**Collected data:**

|---|

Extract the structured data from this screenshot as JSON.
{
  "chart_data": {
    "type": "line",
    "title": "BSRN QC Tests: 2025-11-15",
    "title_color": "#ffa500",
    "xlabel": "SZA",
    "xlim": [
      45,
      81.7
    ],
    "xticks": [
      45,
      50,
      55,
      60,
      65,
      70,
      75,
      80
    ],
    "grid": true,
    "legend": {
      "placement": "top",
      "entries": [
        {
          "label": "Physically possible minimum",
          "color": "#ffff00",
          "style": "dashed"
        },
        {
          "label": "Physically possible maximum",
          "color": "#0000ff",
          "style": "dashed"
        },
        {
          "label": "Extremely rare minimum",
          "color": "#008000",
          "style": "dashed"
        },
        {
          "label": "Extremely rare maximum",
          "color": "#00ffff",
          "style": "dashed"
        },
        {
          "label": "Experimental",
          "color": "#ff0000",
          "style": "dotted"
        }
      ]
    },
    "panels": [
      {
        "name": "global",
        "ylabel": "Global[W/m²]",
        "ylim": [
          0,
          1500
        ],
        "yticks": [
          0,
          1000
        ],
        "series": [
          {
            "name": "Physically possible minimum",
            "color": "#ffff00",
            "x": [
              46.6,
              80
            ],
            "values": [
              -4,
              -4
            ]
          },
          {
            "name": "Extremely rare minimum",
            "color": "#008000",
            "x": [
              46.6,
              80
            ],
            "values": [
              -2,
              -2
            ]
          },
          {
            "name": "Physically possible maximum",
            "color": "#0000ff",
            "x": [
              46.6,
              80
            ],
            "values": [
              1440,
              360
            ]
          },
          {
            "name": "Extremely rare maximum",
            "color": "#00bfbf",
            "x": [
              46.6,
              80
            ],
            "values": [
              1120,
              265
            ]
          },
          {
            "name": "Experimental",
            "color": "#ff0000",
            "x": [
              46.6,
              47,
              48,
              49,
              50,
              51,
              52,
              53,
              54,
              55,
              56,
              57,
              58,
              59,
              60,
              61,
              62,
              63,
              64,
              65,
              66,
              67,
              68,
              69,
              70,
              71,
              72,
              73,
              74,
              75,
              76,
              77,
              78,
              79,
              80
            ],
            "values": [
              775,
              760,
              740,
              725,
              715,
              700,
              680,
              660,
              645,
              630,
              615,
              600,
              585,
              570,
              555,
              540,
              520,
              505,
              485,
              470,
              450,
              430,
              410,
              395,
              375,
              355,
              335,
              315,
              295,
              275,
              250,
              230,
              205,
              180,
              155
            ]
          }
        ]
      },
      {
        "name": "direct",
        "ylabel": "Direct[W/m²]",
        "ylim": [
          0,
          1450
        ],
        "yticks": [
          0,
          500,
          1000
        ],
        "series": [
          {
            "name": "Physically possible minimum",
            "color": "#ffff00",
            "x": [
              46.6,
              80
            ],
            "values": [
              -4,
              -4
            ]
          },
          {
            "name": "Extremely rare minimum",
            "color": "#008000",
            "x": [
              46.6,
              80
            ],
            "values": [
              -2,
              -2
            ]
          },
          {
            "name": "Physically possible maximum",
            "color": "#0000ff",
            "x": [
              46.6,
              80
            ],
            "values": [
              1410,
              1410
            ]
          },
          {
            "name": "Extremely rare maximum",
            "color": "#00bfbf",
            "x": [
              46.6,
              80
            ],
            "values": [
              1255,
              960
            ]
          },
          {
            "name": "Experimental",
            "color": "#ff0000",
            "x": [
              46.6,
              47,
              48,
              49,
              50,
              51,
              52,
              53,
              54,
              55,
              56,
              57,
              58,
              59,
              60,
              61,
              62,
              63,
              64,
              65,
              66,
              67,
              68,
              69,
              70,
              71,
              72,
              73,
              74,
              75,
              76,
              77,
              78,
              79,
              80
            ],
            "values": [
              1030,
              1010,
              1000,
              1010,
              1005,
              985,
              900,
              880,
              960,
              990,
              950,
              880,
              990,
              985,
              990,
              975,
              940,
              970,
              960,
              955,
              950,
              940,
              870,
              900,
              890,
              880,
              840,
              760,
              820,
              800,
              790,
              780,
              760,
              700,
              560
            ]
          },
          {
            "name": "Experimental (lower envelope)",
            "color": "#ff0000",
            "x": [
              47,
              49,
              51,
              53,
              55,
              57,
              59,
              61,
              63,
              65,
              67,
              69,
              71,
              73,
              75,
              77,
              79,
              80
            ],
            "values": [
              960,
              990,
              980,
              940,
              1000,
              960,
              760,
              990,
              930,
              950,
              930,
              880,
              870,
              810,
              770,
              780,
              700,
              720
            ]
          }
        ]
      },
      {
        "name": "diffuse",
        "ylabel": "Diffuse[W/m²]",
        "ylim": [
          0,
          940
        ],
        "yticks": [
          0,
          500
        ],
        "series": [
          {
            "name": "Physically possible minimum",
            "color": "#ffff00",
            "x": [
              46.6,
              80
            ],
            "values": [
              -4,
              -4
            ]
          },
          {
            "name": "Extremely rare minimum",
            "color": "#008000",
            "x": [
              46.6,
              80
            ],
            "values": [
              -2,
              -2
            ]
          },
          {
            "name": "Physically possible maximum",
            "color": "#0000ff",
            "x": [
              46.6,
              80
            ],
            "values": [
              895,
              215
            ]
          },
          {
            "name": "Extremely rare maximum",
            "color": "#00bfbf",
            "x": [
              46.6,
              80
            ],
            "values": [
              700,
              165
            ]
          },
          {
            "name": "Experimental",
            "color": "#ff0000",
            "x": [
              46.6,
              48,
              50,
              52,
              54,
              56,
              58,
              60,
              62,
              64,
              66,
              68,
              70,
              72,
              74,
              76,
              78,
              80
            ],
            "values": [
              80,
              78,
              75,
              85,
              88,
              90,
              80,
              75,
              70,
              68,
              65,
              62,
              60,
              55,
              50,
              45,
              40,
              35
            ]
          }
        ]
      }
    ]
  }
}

|---|

**Brief:** Print the listing above in its entirety, with every line exact.

**The response:**
Extract the structured data from this screenshot as JSON.
{
  "chart_data": {
    "type": "line",
    "title": "BSRN QC Tests: 2025-11-15",
    "title_color": "#ffa500",
    "xlabel": "SZA",
    "xlim": [
      45,
      81.7
    ],
    "xticks": [
      45,
      50,
      55,
      60,
      65,
      70,
      75,
      80
    ],
    "grid": true,
    "legend": {
      "placement": "top",
      "entries": [
        {
          "label": "Physically possible minimum",
          "color": "#ffff00",
          "style": "dashed"
        },
        {
          "label": "Physically possible maximum",
          "color": "#0000ff",
          "style": "dashed"
        },
        {
          "label": "Extremely rare minimum",
          "color": "#008000",
          "style": "dashed"
        },
        {
          "label": "Extremely rare maximum",
          "color": "#00ffff",
          "style": "dashed"
        },
        {
          "label": "Experimental",
          "color": "#ff0000",
          "style": "dotted"
        }
      ]
    },
    "panels": [
      {
        "name": "global",
        "ylabel": "Global[W/m²]",
        "ylim": [
          0,
          1500
        ],
        "yticks": [
          0,
          1000
        ],
        "series": [
          {
            "name": "Physically possible minimum",
            "color": "#ffff00",
            "x": [
              46.6,
              80
            ],
            "values": [
              -4,
              -4
            ]
          },
          {
            "name": "Extremely rare minimum",
            "color": "#008000",
            "x": [
              46.6,
              80
            ],
            "values": [
              -2,
              -2
            ]
          },
          {
            "name": "Physically possible maximum",
            "color": "#0000ff",
            "x": [
              46.6,
              80
            ],
            "values": [
              1440,
              360
            ]
          },
          {
            "name": "Extremely rare maximum",
            "color": "#00bfbf",
            "x": [
              46.6,
              80
            ],
            "values": [
              1120,
              265
            ]
          },
          {
            "name": "Experimental",
            "color": "#ff0000",
            "x": [
              46.6,
              47,
              48,
              49,
              50,
              51,
              52,
              53,
              54,
              55,
              56,
              57,
              58,
              59,
              60,
              61,
              62,
              63,
              64,
              65,
              66,
              67,
              68,
              69,
              70,
              71,
              72,
              73,
              74,
              75,
              76,
              77,
              78,
              79,
              80
            ],
            "values": [
              775,
              760,
              740,
              725,
              715,
              700,
              680,
              660,
              645,
              630,
              615,
              600,
              585,
              570,
              555,
              540,
              520,
              505,
              485,
              470,
              450,
              430,
              410,
              395,
              375,
              355,
              335,
              315,
              295,
              275,
              250,
              230,
              205,
              180,
              155
            ]
          }
        ]
      },
      {
        "name": "direct",
        "ylabel": "Direct[W/m²]",
        "ylim": [
          0,
          1450
        ],
        "yticks": [
          0,
          500,
          1000
        ],
        "series": [
          {
            "name": "Physically possible minimum",
            "color": "#ffff00",
            "x": [
              46.6,
              80
            ],
            "values": [
              -4,
              -4
            ]
          },
          {
            "name": "Extremely rare minimum",
            "color": "#008000",
            "x": [
              46.6,
              80
            ],
            "values": [
              -2,
              -2
            ]
          },
          {
            "name": "Physically possible maximum",
            "color": "#0000ff",
            "x": [
              46.6,
              80
            ],
            "values": [
              1410,
              1410
            ]
          },
          {
            "name": "Extremely rare maximum",
            "color": "#00bfbf",
            "x": [
              46.6,
              80
            ],
            "values": [
              1255,
              960
            ]
          },
          {
            "name": "Experimental",
            "color": "#ff0000",
            "x": [
              46.6,
              47,
              48,
              49,
              50,
              51,
              52,
              53,
              54,
              55,
              56,
              57,
              58,
              59,
              60,
              61,
              62,
              63,
              64,
              65,
              66,
              67,
              68,
              69,
              70,
              71,
              72,
              73,
              74,
              75,
              76,
              77,
              78,
              79,
              80
            ],
            "values": [
              1030,
              1010,
              1000,
              1010,
              1005,
              985,
              900,
              880,
              960,
              990,
              950,
              880,
              990,
              985,
              990,
              975,
              940,
              970,
              960,
              955,
              950,
              940,
              870,
              900,
              890,
              880,
              840,
              760,
              820,
              800,
              790,
              780,
              760,
              700,
              560
            ]
          },
          {
            "name": "Experimental (lower envelope)",
            "color": "#ff0000",
            "x": [
              47,
              49,
              51,
              53,
              55,
              57,
              59,
              61,
              63,
              65,
              67,
              69,
              71,
              73,
              75,
              77,
              79,
              80
            ],
            "values": [
              960,
              990,
              980,
              940,
              1000,
              960,
              760,
              990,
              930,
              950,
              930,
              880,
              870,
              810,
              770,
              780,
              700,
              720
            ]
          }
        ]
      },
      {
        "name": "diffuse",
        "ylabel": "Diffuse[W/m²]",
        "ylim": [
          0,
          940
        ],
        "yticks": [
          0,
          500
        ],
        "series": [
          {
            "name": "Physically possible minimum",
            "color": "#ffff00",
            "x": [
              46.6,
              80
            ],
            "values": [
              -4,
              -4
            ]
          },
          {
            "name": "Extremely rare minimum",
            "color": "#008000",
            "x": [
              46.6,
              80
            ],
            "values": [
              -2,
              -2
            ]
          },
          {
            "name": "Physically possible maximum",
            "color": "#0000ff",
            "x": [
              46.6,
              80
            ],
            "values": [
              895,
              215
            ]
          },
          {
            "name": "Extremely rare maximum",
            "color": "#00bfbf",
            "x": [
              46.6,
              80
            ],
            "values": [
              700,
              165
            ]
          },
          {
            "name": "Experimental",
            "color": "#ff0000",
            "x": [
              46.6,
              48,
              50,
              52,
              54,
              56,
              58,
              60,
              62,
              64,
              66,
              68,
              70,
              72,
              74,
              76,
              78,
              80
            ],
            "values": [
              80,
              78,
              75,
              85,
              88,
              90,
              80,
              75,
              70,
              68,
              65,
              62,
              60,
              55,
              50,
              45,
              40,
              35
            ]
          }
        ]
      }
    ]
  }
}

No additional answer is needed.